§ Exercise input
--- --- ---

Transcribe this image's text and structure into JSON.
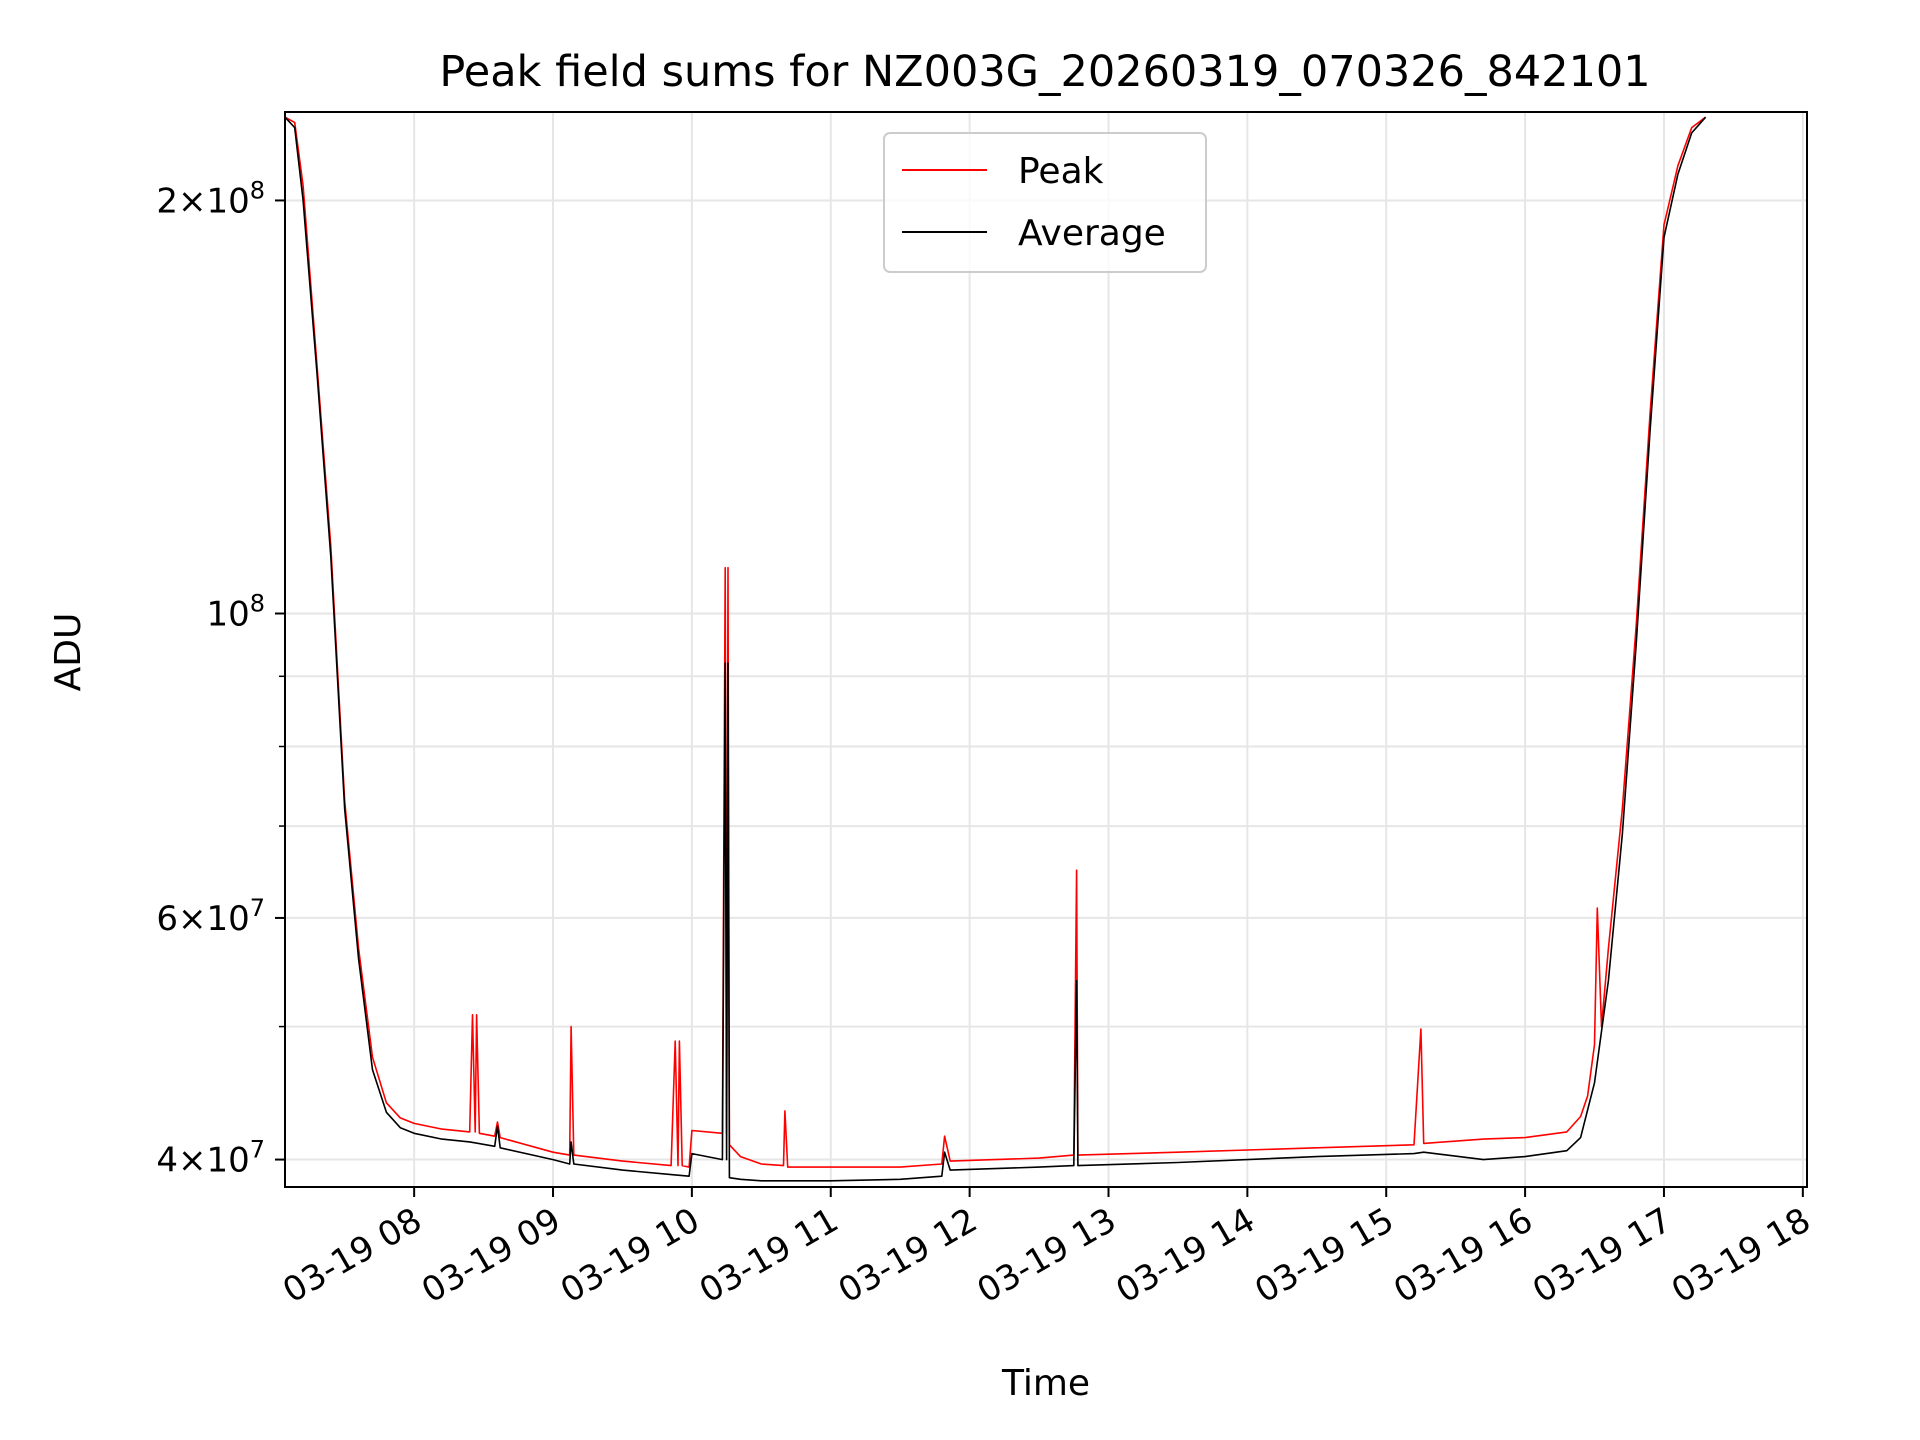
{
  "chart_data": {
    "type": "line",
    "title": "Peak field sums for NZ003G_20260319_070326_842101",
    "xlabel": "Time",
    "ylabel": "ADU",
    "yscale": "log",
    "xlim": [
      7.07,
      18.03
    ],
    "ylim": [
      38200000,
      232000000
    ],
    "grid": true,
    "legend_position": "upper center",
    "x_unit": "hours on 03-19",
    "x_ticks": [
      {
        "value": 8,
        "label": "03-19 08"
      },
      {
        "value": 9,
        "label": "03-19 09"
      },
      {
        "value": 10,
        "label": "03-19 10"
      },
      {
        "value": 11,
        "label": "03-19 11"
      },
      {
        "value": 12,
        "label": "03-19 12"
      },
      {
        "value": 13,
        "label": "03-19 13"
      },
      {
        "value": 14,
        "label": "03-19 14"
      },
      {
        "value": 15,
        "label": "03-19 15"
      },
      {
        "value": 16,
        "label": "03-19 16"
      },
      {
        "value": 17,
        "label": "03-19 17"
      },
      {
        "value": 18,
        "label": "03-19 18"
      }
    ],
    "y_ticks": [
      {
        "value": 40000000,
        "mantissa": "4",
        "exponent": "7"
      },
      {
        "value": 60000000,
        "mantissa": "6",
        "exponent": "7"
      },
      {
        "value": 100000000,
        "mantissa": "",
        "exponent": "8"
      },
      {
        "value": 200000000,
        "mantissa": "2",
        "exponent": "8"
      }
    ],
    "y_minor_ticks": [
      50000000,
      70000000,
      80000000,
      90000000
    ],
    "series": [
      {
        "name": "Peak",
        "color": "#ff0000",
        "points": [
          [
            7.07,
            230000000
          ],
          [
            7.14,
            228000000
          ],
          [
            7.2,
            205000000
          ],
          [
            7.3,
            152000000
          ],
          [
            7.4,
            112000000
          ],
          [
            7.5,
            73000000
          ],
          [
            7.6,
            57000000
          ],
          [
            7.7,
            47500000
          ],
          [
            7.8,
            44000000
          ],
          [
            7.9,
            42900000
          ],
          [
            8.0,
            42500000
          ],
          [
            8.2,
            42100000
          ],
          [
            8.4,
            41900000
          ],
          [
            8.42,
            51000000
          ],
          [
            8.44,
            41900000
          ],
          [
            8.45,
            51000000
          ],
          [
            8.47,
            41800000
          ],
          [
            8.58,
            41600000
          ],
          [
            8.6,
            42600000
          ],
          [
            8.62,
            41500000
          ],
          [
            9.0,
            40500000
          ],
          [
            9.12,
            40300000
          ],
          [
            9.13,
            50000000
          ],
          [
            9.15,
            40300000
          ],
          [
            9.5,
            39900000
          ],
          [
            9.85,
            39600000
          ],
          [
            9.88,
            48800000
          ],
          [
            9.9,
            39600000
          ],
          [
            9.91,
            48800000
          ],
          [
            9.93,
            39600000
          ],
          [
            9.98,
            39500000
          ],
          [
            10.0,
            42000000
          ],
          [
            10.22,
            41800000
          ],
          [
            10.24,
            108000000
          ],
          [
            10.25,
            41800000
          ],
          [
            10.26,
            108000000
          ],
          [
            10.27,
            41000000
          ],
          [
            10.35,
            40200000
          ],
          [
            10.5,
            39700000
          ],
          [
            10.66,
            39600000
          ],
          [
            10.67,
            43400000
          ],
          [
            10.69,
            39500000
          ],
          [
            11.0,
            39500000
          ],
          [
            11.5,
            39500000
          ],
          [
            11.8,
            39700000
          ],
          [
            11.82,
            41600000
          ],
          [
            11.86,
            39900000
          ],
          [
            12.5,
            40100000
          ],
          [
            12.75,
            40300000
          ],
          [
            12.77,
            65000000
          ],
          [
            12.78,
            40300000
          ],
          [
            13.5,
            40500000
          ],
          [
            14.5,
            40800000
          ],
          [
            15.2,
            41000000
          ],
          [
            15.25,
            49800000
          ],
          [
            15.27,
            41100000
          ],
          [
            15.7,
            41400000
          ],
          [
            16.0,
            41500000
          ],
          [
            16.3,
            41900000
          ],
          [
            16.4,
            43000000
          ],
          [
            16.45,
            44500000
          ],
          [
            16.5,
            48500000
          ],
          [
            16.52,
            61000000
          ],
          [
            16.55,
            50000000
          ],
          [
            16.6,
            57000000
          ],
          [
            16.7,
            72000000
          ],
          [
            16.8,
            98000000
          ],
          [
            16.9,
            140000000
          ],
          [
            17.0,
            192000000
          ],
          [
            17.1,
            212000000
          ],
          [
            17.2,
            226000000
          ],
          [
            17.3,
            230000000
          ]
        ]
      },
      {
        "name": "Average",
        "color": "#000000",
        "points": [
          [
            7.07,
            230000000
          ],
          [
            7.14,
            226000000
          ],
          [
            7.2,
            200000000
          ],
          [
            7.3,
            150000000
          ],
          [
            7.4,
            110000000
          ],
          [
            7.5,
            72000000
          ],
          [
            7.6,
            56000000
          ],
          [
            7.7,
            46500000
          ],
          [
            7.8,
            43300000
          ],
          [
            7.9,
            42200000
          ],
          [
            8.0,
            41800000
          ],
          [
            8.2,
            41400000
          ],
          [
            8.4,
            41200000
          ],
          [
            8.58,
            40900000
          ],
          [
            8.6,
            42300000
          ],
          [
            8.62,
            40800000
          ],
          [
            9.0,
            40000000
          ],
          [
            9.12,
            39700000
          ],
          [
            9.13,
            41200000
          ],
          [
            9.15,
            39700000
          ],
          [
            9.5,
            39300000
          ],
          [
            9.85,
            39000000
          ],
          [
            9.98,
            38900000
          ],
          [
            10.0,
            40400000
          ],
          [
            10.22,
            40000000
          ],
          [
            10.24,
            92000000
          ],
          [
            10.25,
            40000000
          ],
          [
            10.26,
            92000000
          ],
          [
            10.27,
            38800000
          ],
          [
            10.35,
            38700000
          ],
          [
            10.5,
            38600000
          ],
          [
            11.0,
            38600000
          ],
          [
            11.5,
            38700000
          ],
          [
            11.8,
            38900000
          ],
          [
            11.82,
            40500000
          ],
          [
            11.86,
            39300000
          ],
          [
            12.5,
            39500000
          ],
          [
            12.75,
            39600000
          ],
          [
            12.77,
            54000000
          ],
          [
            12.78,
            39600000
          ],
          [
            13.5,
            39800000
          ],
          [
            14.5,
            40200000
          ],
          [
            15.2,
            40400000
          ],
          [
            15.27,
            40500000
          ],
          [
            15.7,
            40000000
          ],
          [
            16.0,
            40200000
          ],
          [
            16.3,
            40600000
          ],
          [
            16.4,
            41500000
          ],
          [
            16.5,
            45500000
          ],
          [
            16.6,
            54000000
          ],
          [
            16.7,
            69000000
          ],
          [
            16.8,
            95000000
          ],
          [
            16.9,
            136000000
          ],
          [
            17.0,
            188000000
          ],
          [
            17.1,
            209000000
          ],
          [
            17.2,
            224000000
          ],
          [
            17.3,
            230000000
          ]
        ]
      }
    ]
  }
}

--- --- ---

§ Problem to work on
Set down the complete material exactly, but do not include the images.

§ Solution for this exercise
Transcribe this image's text and structure into JSON.
{
  "chart_data": {
    "type": "line",
    "title": "Peak field sums for NZ003G_20260319_070326_842101",
    "xlabel": "Time",
    "ylabel": "ADU",
    "yscale": "log",
    "xlim": [
      7.07,
      18.03
    ],
    "ylim": [
      38200000,
      232000000
    ],
    "grid": true,
    "legend_position": "upper center",
    "x_unit": "hours on 03-19",
    "x_ticks": [
      {
        "value": 8,
        "label": "03-19 08"
      },
      {
        "value": 9,
        "label": "03-19 09"
      },
      {
        "value": 10,
        "label": "03-19 10"
      },
      {
        "value": 11,
        "label": "03-19 11"
      },
      {
        "value": 12,
        "label": "03-19 12"
      },
      {
        "value": 13,
        "label": "03-19 13"
      },
      {
        "value": 14,
        "label": "03-19 14"
      },
      {
        "value": 15,
        "label": "03-19 15"
      },
      {
        "value": 16,
        "label": "03-19 16"
      },
      {
        "value": 17,
        "label": "03-19 17"
      },
      {
        "value": 18,
        "label": "03-19 18"
      }
    ],
    "y_ticks": [
      {
        "value": 40000000,
        "mantissa": "4",
        "exponent": "7"
      },
      {
        "value": 60000000,
        "mantissa": "6",
        "exponent": "7"
      },
      {
        "value": 100000000,
        "mantissa": "",
        "exponent": "8"
      },
      {
        "value": 200000000,
        "mantissa": "2",
        "exponent": "8"
      }
    ],
    "y_minor_ticks": [
      50000000,
      70000000,
      80000000,
      90000000
    ],
    "series": [
      {
        "name": "Peak",
        "color": "#ff0000",
        "points": [
          [
            7.07,
            230000000
          ],
          [
            7.14,
            228000000
          ],
          [
            7.2,
            205000000
          ],
          [
            7.3,
            152000000
          ],
          [
            7.4,
            112000000
          ],
          [
            7.5,
            73000000
          ],
          [
            7.6,
            57000000
          ],
          [
            7.7,
            47500000
          ],
          [
            7.8,
            44000000
          ],
          [
            7.9,
            42900000
          ],
          [
            8.0,
            42500000
          ],
          [
            8.2,
            42100000
          ],
          [
            8.4,
            41900000
          ],
          [
            8.42,
            51000000
          ],
          [
            8.44,
            41900000
          ],
          [
            8.45,
            51000000
          ],
          [
            8.47,
            41800000
          ],
          [
            8.58,
            41600000
          ],
          [
            8.6,
            42600000
          ],
          [
            8.62,
            41500000
          ],
          [
            9.0,
            40500000
          ],
          [
            9.12,
            40300000
          ],
          [
            9.13,
            50000000
          ],
          [
            9.15,
            40300000
          ],
          [
            9.5,
            39900000
          ],
          [
            9.85,
            39600000
          ],
          [
            9.88,
            48800000
          ],
          [
            9.9,
            39600000
          ],
          [
            9.91,
            48800000
          ],
          [
            9.93,
            39600000
          ],
          [
            9.98,
            39500000
          ],
          [
            10.0,
            42000000
          ],
          [
            10.22,
            41800000
          ],
          [
            10.24,
            108000000
          ],
          [
            10.25,
            41800000
          ],
          [
            10.26,
            108000000
          ],
          [
            10.27,
            41000000
          ],
          [
            10.35,
            40200000
          ],
          [
            10.5,
            39700000
          ],
          [
            10.66,
            39600000
          ],
          [
            10.67,
            43400000
          ],
          [
            10.69,
            39500000
          ],
          [
            11.0,
            39500000
          ],
          [
            11.5,
            39500000
          ],
          [
            11.8,
            39700000
          ],
          [
            11.82,
            41600000
          ],
          [
            11.86,
            39900000
          ],
          [
            12.5,
            40100000
          ],
          [
            12.75,
            40300000
          ],
          [
            12.77,
            65000000
          ],
          [
            12.78,
            40300000
          ],
          [
            13.5,
            40500000
          ],
          [
            14.5,
            40800000
          ],
          [
            15.2,
            41000000
          ],
          [
            15.25,
            49800000
          ],
          [
            15.27,
            41100000
          ],
          [
            15.7,
            41400000
          ],
          [
            16.0,
            41500000
          ],
          [
            16.3,
            41900000
          ],
          [
            16.4,
            43000000
          ],
          [
            16.45,
            44500000
          ],
          [
            16.5,
            48500000
          ],
          [
            16.52,
            61000000
          ],
          [
            16.55,
            50000000
          ],
          [
            16.6,
            57000000
          ],
          [
            16.7,
            72000000
          ],
          [
            16.8,
            98000000
          ],
          [
            16.9,
            140000000
          ],
          [
            17.0,
            192000000
          ],
          [
            17.1,
            212000000
          ],
          [
            17.2,
            226000000
          ],
          [
            17.3,
            230000000
          ]
        ]
      },
      {
        "name": "Average",
        "color": "#000000",
        "points": [
          [
            7.07,
            230000000
          ],
          [
            7.14,
            226000000
          ],
          [
            7.2,
            200000000
          ],
          [
            7.3,
            150000000
          ],
          [
            7.4,
            110000000
          ],
          [
            7.5,
            72000000
          ],
          [
            7.6,
            56000000
          ],
          [
            7.7,
            46500000
          ],
          [
            7.8,
            43300000
          ],
          [
            7.9,
            42200000
          ],
          [
            8.0,
            41800000
          ],
          [
            8.2,
            41400000
          ],
          [
            8.4,
            41200000
          ],
          [
            8.58,
            40900000
          ],
          [
            8.6,
            42300000
          ],
          [
            8.62,
            40800000
          ],
          [
            9.0,
            40000000
          ],
          [
            9.12,
            39700000
          ],
          [
            9.13,
            41200000
          ],
          [
            9.15,
            39700000
          ],
          [
            9.5,
            39300000
          ],
          [
            9.85,
            39000000
          ],
          [
            9.98,
            38900000
          ],
          [
            10.0,
            40400000
          ],
          [
            10.22,
            40000000
          ],
          [
            10.24,
            92000000
          ],
          [
            10.25,
            40000000
          ],
          [
            10.26,
            92000000
          ],
          [
            10.27,
            38800000
          ],
          [
            10.35,
            38700000
          ],
          [
            10.5,
            38600000
          ],
          [
            11.0,
            38600000
          ],
          [
            11.5,
            38700000
          ],
          [
            11.8,
            38900000
          ],
          [
            11.82,
            40500000
          ],
          [
            11.86,
            39300000
          ],
          [
            12.5,
            39500000
          ],
          [
            12.75,
            39600000
          ],
          [
            12.77,
            54000000
          ],
          [
            12.78,
            39600000
          ],
          [
            13.5,
            39800000
          ],
          [
            14.5,
            40200000
          ],
          [
            15.2,
            40400000
          ],
          [
            15.27,
            40500000
          ],
          [
            15.7,
            40000000
          ],
          [
            16.0,
            40200000
          ],
          [
            16.3,
            40600000
          ],
          [
            16.4,
            41500000
          ],
          [
            16.5,
            45500000
          ],
          [
            16.6,
            54000000
          ],
          [
            16.7,
            69000000
          ],
          [
            16.8,
            95000000
          ],
          [
            16.9,
            136000000
          ],
          [
            17.0,
            188000000
          ],
          [
            17.1,
            209000000
          ],
          [
            17.2,
            224000000
          ],
          [
            17.3,
            230000000
          ]
        ]
      }
    ]
  }
}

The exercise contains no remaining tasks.